#### TASK DATA ####
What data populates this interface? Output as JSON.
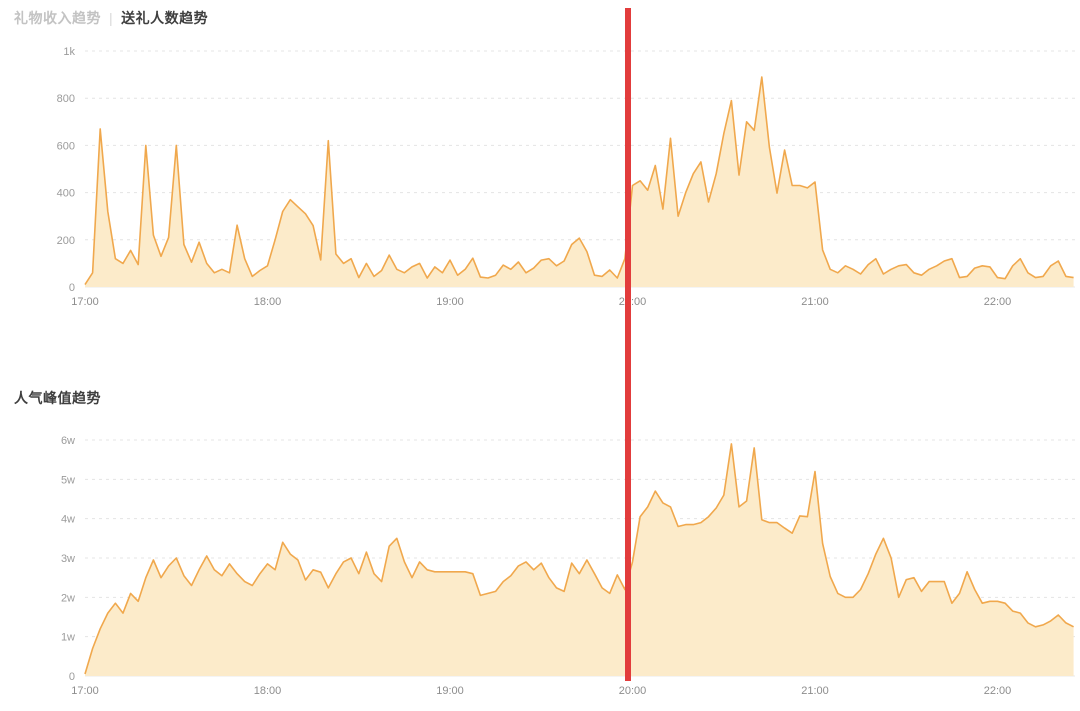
{
  "header": {
    "title_income": "礼物收入趋势",
    "separator": "|",
    "title_givers": "送礼人数趋势",
    "title_popularity": "人气峰值趋势"
  },
  "colors": {
    "line": "#f0a84d",
    "fill": "#fcebca",
    "grid": "#e4e4e4",
    "axis": "#e8e8e8",
    "tick_text": "#9b9b9b",
    "marker": "#e23c3c",
    "title_muted": "#c3c3c3",
    "title_dark": "#3f3f3f"
  },
  "marker_line": {
    "time_min": 1198.5,
    "color": "#e23c3c"
  },
  "chart_data": [
    {
      "type": "area",
      "title": "礼物收入趋势 | 送礼人数趋势",
      "series_name": "礼物收入 / 送礼人数",
      "x_start_min": 1020,
      "x_step_min": 2.5,
      "x_ticks": [
        {
          "min": 1020,
          "label": "17:00"
        },
        {
          "min": 1080,
          "label": "18:00"
        },
        {
          "min": 1140,
          "label": "19:00"
        },
        {
          "min": 1200,
          "label": "20:00"
        },
        {
          "min": 1260,
          "label": "21:00"
        },
        {
          "min": 1320,
          "label": "22:00"
        }
      ],
      "y_ticks": [
        {
          "value": 0,
          "label": "0"
        },
        {
          "value": 200,
          "label": "200"
        },
        {
          "value": 400,
          "label": "400"
        },
        {
          "value": 600,
          "label": "600"
        },
        {
          "value": 800,
          "label": "800"
        },
        {
          "value": 1000,
          "label": "1k"
        }
      ],
      "ylim": [
        0,
        1050
      ],
      "grid": "dashed",
      "legend": "none",
      "values": [
        10,
        60,
        670,
        320,
        120,
        100,
        155,
        95,
        600,
        220,
        130,
        210,
        600,
        180,
        105,
        190,
        100,
        60,
        75,
        60,
        262,
        120,
        45,
        70,
        90,
        200,
        320,
        370,
        340,
        310,
        260,
        115,
        620,
        140,
        100,
        120,
        40,
        100,
        45,
        70,
        135,
        75,
        60,
        85,
        100,
        38,
        85,
        60,
        114,
        50,
        75,
        122,
        42,
        38,
        50,
        93,
        75,
        106,
        60,
        80,
        114,
        120,
        90,
        110,
        180,
        207,
        150,
        50,
        45,
        72,
        38,
        120,
        430,
        450,
        410,
        515,
        330,
        630,
        300,
        400,
        480,
        530,
        360,
        480,
        650,
        790,
        474,
        700,
        664,
        890,
        592,
        398,
        580,
        430,
        430,
        420,
        445,
        157,
        75,
        60,
        90,
        75,
        55,
        95,
        120,
        55,
        75,
        90,
        95,
        60,
        50,
        75,
        90,
        110,
        120,
        40,
        45,
        80,
        90,
        85,
        40,
        35,
        90,
        120,
        60,
        40,
        45,
        90,
        110,
        45,
        40
      ]
    },
    {
      "type": "area",
      "title": "人气峰值趋势",
      "series_name": "人气峰值",
      "unit": "w",
      "x_start_min": 1020,
      "x_step_min": 2.5,
      "x_ticks": [
        {
          "min": 1020,
          "label": "17:00"
        },
        {
          "min": 1080,
          "label": "18:00"
        },
        {
          "min": 1140,
          "label": "19:00"
        },
        {
          "min": 1200,
          "label": "20:00"
        },
        {
          "min": 1260,
          "label": "21:00"
        },
        {
          "min": 1320,
          "label": "22:00"
        }
      ],
      "y_ticks": [
        {
          "value": 0,
          "label": "0"
        },
        {
          "value": 1,
          "label": "1w"
        },
        {
          "value": 2,
          "label": "2w"
        },
        {
          "value": 3,
          "label": "3w"
        },
        {
          "value": 4,
          "label": "4w"
        },
        {
          "value": 5,
          "label": "5w"
        },
        {
          "value": 6,
          "label": "6w"
        }
      ],
      "ylim": [
        0,
        6.3
      ],
      "grid": "dashed",
      "legend": "none",
      "values": [
        0.05,
        0.7,
        1.2,
        1.6,
        1.85,
        1.6,
        2.1,
        1.9,
        2.5,
        2.95,
        2.5,
        2.8,
        3.0,
        2.55,
        2.3,
        2.7,
        3.05,
        2.7,
        2.55,
        2.85,
        2.6,
        2.4,
        2.3,
        2.6,
        2.85,
        2.7,
        3.4,
        3.1,
        2.95,
        2.44,
        2.7,
        2.64,
        2.24,
        2.6,
        2.9,
        3.0,
        2.6,
        3.15,
        2.6,
        2.4,
        3.3,
        3.5,
        2.9,
        2.5,
        2.9,
        2.7,
        2.65,
        2.65,
        2.65,
        2.65,
        2.65,
        2.6,
        2.05,
        2.1,
        2.15,
        2.4,
        2.55,
        2.8,
        2.9,
        2.7,
        2.87,
        2.5,
        2.24,
        2.15,
        2.87,
        2.6,
        2.95,
        2.6,
        2.24,
        2.1,
        2.57,
        2.2,
        2.9,
        4.05,
        4.3,
        4.7,
        4.4,
        4.3,
        3.8,
        3.85,
        3.85,
        3.9,
        4.05,
        4.27,
        4.6,
        5.9,
        4.3,
        4.45,
        5.8,
        3.97,
        3.9,
        3.9,
        3.76,
        3.63,
        4.07,
        4.05,
        5.2,
        3.37,
        2.53,
        2.1,
        2.0,
        2.0,
        2.2,
        2.6,
        3.1,
        3.5,
        3.0,
        2.0,
        2.45,
        2.5,
        2.15,
        2.4,
        2.4,
        2.4,
        1.85,
        2.1,
        2.65,
        2.2,
        1.85,
        1.9,
        1.9,
        1.85,
        1.65,
        1.6,
        1.35,
        1.25,
        1.3,
        1.4,
        1.55,
        1.35,
        1.25
      ]
    }
  ]
}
####
■ **WORK TO COMPLETE**
Can you retype every record above exactly, leaving out the pictures?

■ **RESPONSE TO THE EXERCISE**
What data populates this interface? Output as JSON.
{
  "header": {
    "title_income": "礼物收入趋势",
    "separator": "|",
    "title_givers": "送礼人数趋势",
    "title_popularity": "人气峰值趋势"
  },
  "colors": {
    "line": "#f0a84d",
    "fill": "#fcebca",
    "grid": "#e4e4e4",
    "axis": "#e8e8e8",
    "tick_text": "#9b9b9b",
    "marker": "#e23c3c",
    "title_muted": "#c3c3c3",
    "title_dark": "#3f3f3f"
  },
  "marker_line": {
    "time_min": 1198.5,
    "color": "#e23c3c"
  },
  "chart_data": [
    {
      "type": "area",
      "title": "礼物收入趋势 | 送礼人数趋势",
      "series_name": "礼物收入 / 送礼人数",
      "x_start_min": 1020,
      "x_step_min": 2.5,
      "x_ticks": [
        {
          "min": 1020,
          "label": "17:00"
        },
        {
          "min": 1080,
          "label": "18:00"
        },
        {
          "min": 1140,
          "label": "19:00"
        },
        {
          "min": 1200,
          "label": "20:00"
        },
        {
          "min": 1260,
          "label": "21:00"
        },
        {
          "min": 1320,
          "label": "22:00"
        }
      ],
      "y_ticks": [
        {
          "value": 0,
          "label": "0"
        },
        {
          "value": 200,
          "label": "200"
        },
        {
          "value": 400,
          "label": "400"
        },
        {
          "value": 600,
          "label": "600"
        },
        {
          "value": 800,
          "label": "800"
        },
        {
          "value": 1000,
          "label": "1k"
        }
      ],
      "ylim": [
        0,
        1050
      ],
      "grid": "dashed",
      "legend": "none",
      "values": [
        10,
        60,
        670,
        320,
        120,
        100,
        155,
        95,
        600,
        220,
        130,
        210,
        600,
        180,
        105,
        190,
        100,
        60,
        75,
        60,
        262,
        120,
        45,
        70,
        90,
        200,
        320,
        370,
        340,
        310,
        260,
        115,
        620,
        140,
        100,
        120,
        40,
        100,
        45,
        70,
        135,
        75,
        60,
        85,
        100,
        38,
        85,
        60,
        114,
        50,
        75,
        122,
        42,
        38,
        50,
        93,
        75,
        106,
        60,
        80,
        114,
        120,
        90,
        110,
        180,
        207,
        150,
        50,
        45,
        72,
        38,
        120,
        430,
        450,
        410,
        515,
        330,
        630,
        300,
        400,
        480,
        530,
        360,
        480,
        650,
        790,
        474,
        700,
        664,
        890,
        592,
        398,
        580,
        430,
        430,
        420,
        445,
        157,
        75,
        60,
        90,
        75,
        55,
        95,
        120,
        55,
        75,
        90,
        95,
        60,
        50,
        75,
        90,
        110,
        120,
        40,
        45,
        80,
        90,
        85,
        40,
        35,
        90,
        120,
        60,
        40,
        45,
        90,
        110,
        45,
        40
      ]
    },
    {
      "type": "area",
      "title": "人气峰值趋势",
      "series_name": "人气峰值",
      "unit": "w",
      "x_start_min": 1020,
      "x_step_min": 2.5,
      "x_ticks": [
        {
          "min": 1020,
          "label": "17:00"
        },
        {
          "min": 1080,
          "label": "18:00"
        },
        {
          "min": 1140,
          "label": "19:00"
        },
        {
          "min": 1200,
          "label": "20:00"
        },
        {
          "min": 1260,
          "label": "21:00"
        },
        {
          "min": 1320,
          "label": "22:00"
        }
      ],
      "y_ticks": [
        {
          "value": 0,
          "label": "0"
        },
        {
          "value": 1,
          "label": "1w"
        },
        {
          "value": 2,
          "label": "2w"
        },
        {
          "value": 3,
          "label": "3w"
        },
        {
          "value": 4,
          "label": "4w"
        },
        {
          "value": 5,
          "label": "5w"
        },
        {
          "value": 6,
          "label": "6w"
        }
      ],
      "ylim": [
        0,
        6.3
      ],
      "grid": "dashed",
      "legend": "none",
      "values": [
        0.05,
        0.7,
        1.2,
        1.6,
        1.85,
        1.6,
        2.1,
        1.9,
        2.5,
        2.95,
        2.5,
        2.8,
        3.0,
        2.55,
        2.3,
        2.7,
        3.05,
        2.7,
        2.55,
        2.85,
        2.6,
        2.4,
        2.3,
        2.6,
        2.85,
        2.7,
        3.4,
        3.1,
        2.95,
        2.44,
        2.7,
        2.64,
        2.24,
        2.6,
        2.9,
        3.0,
        2.6,
        3.15,
        2.6,
        2.4,
        3.3,
        3.5,
        2.9,
        2.5,
        2.9,
        2.7,
        2.65,
        2.65,
        2.65,
        2.65,
        2.65,
        2.6,
        2.05,
        2.1,
        2.15,
        2.4,
        2.55,
        2.8,
        2.9,
        2.7,
        2.87,
        2.5,
        2.24,
        2.15,
        2.87,
        2.6,
        2.95,
        2.6,
        2.24,
        2.1,
        2.57,
        2.2,
        2.9,
        4.05,
        4.3,
        4.7,
        4.4,
        4.3,
        3.8,
        3.85,
        3.85,
        3.9,
        4.05,
        4.27,
        4.6,
        5.9,
        4.3,
        4.45,
        5.8,
        3.97,
        3.9,
        3.9,
        3.76,
        3.63,
        4.07,
        4.05,
        5.2,
        3.37,
        2.53,
        2.1,
        2.0,
        2.0,
        2.2,
        2.6,
        3.1,
        3.5,
        3.0,
        2.0,
        2.45,
        2.5,
        2.15,
        2.4,
        2.4,
        2.4,
        1.85,
        2.1,
        2.65,
        2.2,
        1.85,
        1.9,
        1.9,
        1.85,
        1.65,
        1.6,
        1.35,
        1.25,
        1.3,
        1.4,
        1.55,
        1.35,
        1.25
      ]
    }
  ]
}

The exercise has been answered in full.